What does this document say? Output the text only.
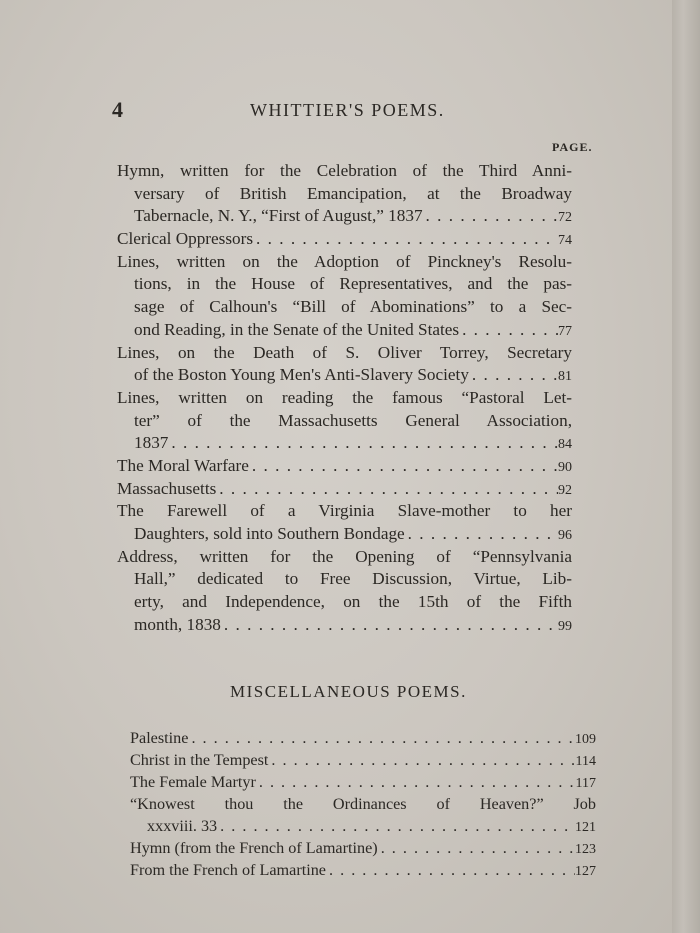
4	WHITTIER'S POEMS.
PAGE.
Hymn, written for the Celebration of the Third Anni-
versary of British Emancipation, at the Broadway
Tabernacle, N. Y., “First of August,” 1837 . . .	72
Clerical Oppressors . . .	74
Lines, written on the Adoption of Pinckney's Resolu-
tions, in the House of Representatives, and the pas-
sage of Calhoun's “Bill of Abominations” to a Sec-
ond Reading, in the Senate of the United States . . .	77
Lines, on the Death of S. Oliver Torrey, Secretary
of the Boston Young Men's Anti-Slavery Society . . .	81
Lines, written on reading the famous “Pastoral Let-
ter” of the Massachusetts General Association,
1837 . . .	84
The Moral Warfare . . .	90
Massachusetts . . .	92
The Farewell of a Virginia Slave-mother to her
Daughters, sold into Southern Bondage . . .	96
Address, written for the Opening of “Pennsylvania
Hall,” dedicated to Free Discussion, Virtue, Lib-
erty, and Independence, on the 15th of the Fifth
month, 1838 . . .	99
MISCELLANEOUS POEMS.
Palestine . . .	109
Christ in the Tempest . . .	114
The Female Martyr . . .	117
“Knowest thou the Ordinances of Heaven?” Job
xxxviii. 33 . . .	121
Hymn (from the French of Lamartine) . . .	123
From the French of Lamartine . . .	127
++++++++++
=== What you should do ===
All of the material above should be reproduced exactly, except the pictures.

=== Result of this task ===
What does this document say? Output the text only.
4	WHITTIER'S POEMS.
PAGE.
Hymn, written for the Celebration of the Third Anni-
versary of British Emancipation, at the Broadway
Tabernacle, N. Y., “First of August,” 1837 . . .	72
Clerical Oppressors . . .	74
Lines, written on the Adoption of Pinckney's Resolu-
tions, in the House of Representatives, and the pas-
sage of Calhoun's “Bill of Abominations” to a Sec-
ond Reading, in the Senate of the United States . . .	77
Lines, on the Death of S. Oliver Torrey, Secretary
of the Boston Young Men's Anti-Slavery Society . . .	81
Lines, written on reading the famous “Pastoral Let-
ter” of the Massachusetts General Association,
1837 . . .	84
The Moral Warfare . . .	90
Massachusetts . . .	92
The Farewell of a Virginia Slave-mother to her
Daughters, sold into Southern Bondage . . .	96
Address, written for the Opening of “Pennsylvania
Hall,” dedicated to Free Discussion, Virtue, Lib-
erty, and Independence, on the 15th of the Fifth
month, 1838 . . .	99
MISCELLANEOUS POEMS.
Palestine . . .	109
Christ in the Tempest . . .	114
The Female Martyr . . .	117
“Knowest thou the Ordinances of Heaven?” Job
xxxviii. 33 . . .	121
Hymn (from the French of Lamartine) . . .	123
From the French of Lamartine . . .	127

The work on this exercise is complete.